** START OF Supplied data **
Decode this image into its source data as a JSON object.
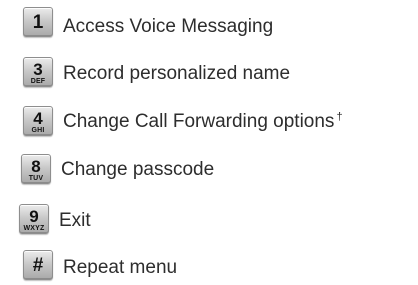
{
  "menu": {
    "items": [
      {
        "key_digit": "1",
        "key_letters": "",
        "key_icon": "key-1-icon",
        "label": "Access Voice Messaging",
        "footnote": ""
      },
      {
        "key_digit": "3",
        "key_letters": "DEF",
        "key_icon": "key-3-icon",
        "label": "Record personalized name",
        "footnote": ""
      },
      {
        "key_digit": "4",
        "key_letters": "GHI",
        "key_icon": "key-4-icon",
        "label": "Change Call Forwarding options",
        "footnote": "†"
      },
      {
        "key_digit": "8",
        "key_letters": "TUV",
        "key_icon": "key-8-icon",
        "label": "Change passcode",
        "footnote": ""
      },
      {
        "key_digit": "9",
        "key_letters": "WXYZ",
        "key_icon": "key-9-icon",
        "label": "Exit",
        "footnote": ""
      },
      {
        "key_digit": "#",
        "key_letters": "",
        "key_icon": "key-pound-icon",
        "label": "Repeat menu",
        "footnote": ""
      }
    ]
  }
}
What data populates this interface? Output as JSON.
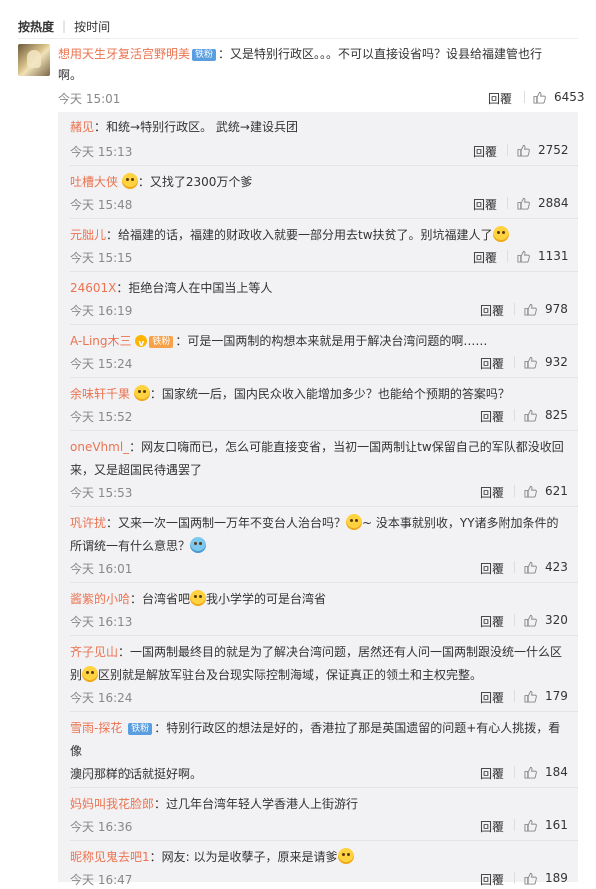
{
  "sort": {
    "hot": "按热度",
    "time": "按时间"
  },
  "main_comment": {
    "user": "想用天生牙复活宫野明美",
    "badge": "铁粉",
    "text_line1": "：又是特别行政区。。。不可以直接设省吗？设县给福建管也行",
    "text_line2": "啊。",
    "time": "今天 15:01",
    "reply_label": "回覆",
    "likes": "6453"
  },
  "reply_label": "回覆",
  "replies": [
    {
      "user": "赭见",
      "line1": "：和统→特别行政区。 武统→建设兵团",
      "line2": "",
      "time": "今天 15:13",
      "likes": "2752"
    },
    {
      "user": "吐槽大侠",
      "line1": "：又找了2300万个爹",
      "line2": "",
      "time": "今天 15:48",
      "likes": "2884"
    },
    {
      "user": "元胐儿",
      "line1": "：给福建的话，福建的财政收入就要一部分用去tw扶贫了。别坑福建人了",
      "line2": "",
      "time": "今天 15:15",
      "likes": "1131"
    },
    {
      "user": "24601X",
      "line1": "：拒绝台湾人在中国当上等人",
      "line2": "",
      "time": "今天 16:19",
      "likes": "978"
    },
    {
      "user": "A-Ling木三",
      "badge": "铁粉",
      "line1": "：可是一国两制的构想本来就是用于解决台湾问题的啊……",
      "line2": "",
      "time": "今天 15:24",
      "likes": "932"
    },
    {
      "user": "余味轩千果",
      "line1": "：国家统一后，国内民众收入能增加多少？也能给个预期的答案吗？",
      "line2": "",
      "time": "今天 15:52",
      "likes": "825"
    },
    {
      "user": "oneVhml_",
      "line1": "：网友口嗨而已，怎么可能直接变省，当初一国两制让tw保留自己的军队都没收回",
      "line2": "来，又是超国民待遇罢了",
      "time": "今天 15:53",
      "likes": "621"
    },
    {
      "user": "巩许扰",
      "line1": "：又来一次一国两制一万年不变台人治台吗？",
      "line1b": "~ 没本事就别收，YY诸多附加条件的",
      "line2": "所谓统一有什么意思？",
      "time": "今天 16:01",
      "likes": "423"
    },
    {
      "user": "酱紫的小哈",
      "line1": "：台湾省吧",
      "line1b": "我小学学的可是台湾省",
      "line2": "",
      "time": "今天 16:13",
      "likes": "320"
    },
    {
      "user": "齐子见山",
      "line1": "：一国两制最终目的就是为了解决台湾问题，居然还有人问一国两制跟没统一什么区",
      "line2a": "别",
      "line2": "区别就是解放军驻台及台现实际控制海域，保证真正的领土和主权完整。",
      "time": "今天 16:24",
      "likes": "179"
    },
    {
      "user": "雪雨-探花",
      "badge": "铁粉",
      "line1": "：特别行政区的想法是好的，香港拉了那是英国遗留的问题+有心人挑拨，看像",
      "line2": "澳门那样的话就挺好啊。",
      "time": "今天 15:52",
      "likes": "184"
    },
    {
      "user": "妈妈叫我花脸郎",
      "line1": "：过几年台湾年轻人学香港人上街游行",
      "line2": "",
      "time": "今天 16:36",
      "likes": "161"
    },
    {
      "user": "昵称见鬼去吧1",
      "line1": "：网友: 以为是收孽子，原来是请爹",
      "line2": "",
      "time": "今天 16:47",
      "likes": "189"
    }
  ]
}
** END OF Supplied data **
* What is expected
Return each line exactly as written. Any picture gets left out.

* Complete answer
Decode this image into its source data as a JSON object.
{
  "menu": {
    "items": [
      {
        "key_digit": "1",
        "key_letters": "",
        "key_icon": "key-1-icon",
        "label": "Access Voice Messaging",
        "footnote": ""
      },
      {
        "key_digit": "3",
        "key_letters": "DEF",
        "key_icon": "key-3-icon",
        "label": "Record personalized name",
        "footnote": ""
      },
      {
        "key_digit": "4",
        "key_letters": "GHI",
        "key_icon": "key-4-icon",
        "label": "Change Call Forwarding options",
        "footnote": "†"
      },
      {
        "key_digit": "8",
        "key_letters": "TUV",
        "key_icon": "key-8-icon",
        "label": "Change passcode",
        "footnote": ""
      },
      {
        "key_digit": "9",
        "key_letters": "WXYZ",
        "key_icon": "key-9-icon",
        "label": "Exit",
        "footnote": ""
      },
      {
        "key_digit": "#",
        "key_letters": "",
        "key_icon": "key-pound-icon",
        "label": "Repeat menu",
        "footnote": ""
      }
    ]
  }
}
What data populates this interface? Output as JSON.
{
  "sort": {
    "hot": "按热度",
    "time": "按时间"
  },
  "main_comment": {
    "user": "想用天生牙复活宫野明美",
    "badge": "铁粉",
    "text_line1": "：又是特别行政区。。。不可以直接设省吗？设县给福建管也行",
    "text_line2": "啊。",
    "time": "今天 15:01",
    "reply_label": "回覆",
    "likes": "6453"
  },
  "reply_label": "回覆",
  "replies": [
    {
      "user": "赭见",
      "line1": "：和统→特别行政区。 武统→建设兵团",
      "line2": "",
      "time": "今天 15:13",
      "likes": "2752"
    },
    {
      "user": "吐槽大侠",
      "line1": "：又找了2300万个爹",
      "line2": "",
      "time": "今天 15:48",
      "likes": "2884"
    },
    {
      "user": "元胐儿",
      "line1": "：给福建的话，福建的财政收入就要一部分用去tw扶贫了。别坑福建人了",
      "line2": "",
      "time": "今天 15:15",
      "likes": "1131"
    },
    {
      "user": "24601X",
      "line1": "：拒绝台湾人在中国当上等人",
      "line2": "",
      "time": "今天 16:19",
      "likes": "978"
    },
    {
      "user": "A-Ling木三",
      "badge": "铁粉",
      "line1": "：可是一国两制的构想本来就是用于解决台湾问题的啊……",
      "line2": "",
      "time": "今天 15:24",
      "likes": "932"
    },
    {
      "user": "余味轩千果",
      "line1": "：国家统一后，国内民众收入能增加多少？也能给个预期的答案吗？",
      "line2": "",
      "time": "今天 15:52",
      "likes": "825"
    },
    {
      "user": "oneVhml_",
      "line1": "：网友口嗨而已，怎么可能直接变省，当初一国两制让tw保留自己的军队都没收回",
      "line2": "来，又是超国民待遇罢了",
      "time": "今天 15:53",
      "likes": "621"
    },
    {
      "user": "巩许扰",
      "line1": "：又来一次一国两制一万年不变台人治台吗？",
      "line1b": "~ 没本事就别收，YY诸多附加条件的",
      "line2": "所谓统一有什么意思？",
      "time": "今天 16:01",
      "likes": "423"
    },
    {
      "user": "酱紫的小哈",
      "line1": "：台湾省吧",
      "line1b": "我小学学的可是台湾省",
      "line2": "",
      "time": "今天 16:13",
      "likes": "320"
    },
    {
      "user": "齐子见山",
      "line1": "：一国两制最终目的就是为了解决台湾问题，居然还有人问一国两制跟没统一什么区",
      "line2a": "别",
      "line2": "区别就是解放军驻台及台现实际控制海域，保证真正的领土和主权完整。",
      "time": "今天 16:24",
      "likes": "179"
    },
    {
      "user": "雪雨-探花",
      "badge": "铁粉",
      "line1": "：特别行政区的想法是好的，香港拉了那是英国遗留的问题+有心人挑拨，看像",
      "line2": "澳门那样的话就挺好啊。",
      "time": "今天 15:52",
      "likes": "184"
    },
    {
      "user": "妈妈叫我花脸郎",
      "line1": "：过几年台湾年轻人学香港人上街游行",
      "line2": "",
      "time": "今天 16:36",
      "likes": "161"
    },
    {
      "user": "昵称见鬼去吧1",
      "line1": "：网友: 以为是收孽子，原来是请爹",
      "line2": "",
      "time": "今天 16:47",
      "likes": "189"
    }
  ]
}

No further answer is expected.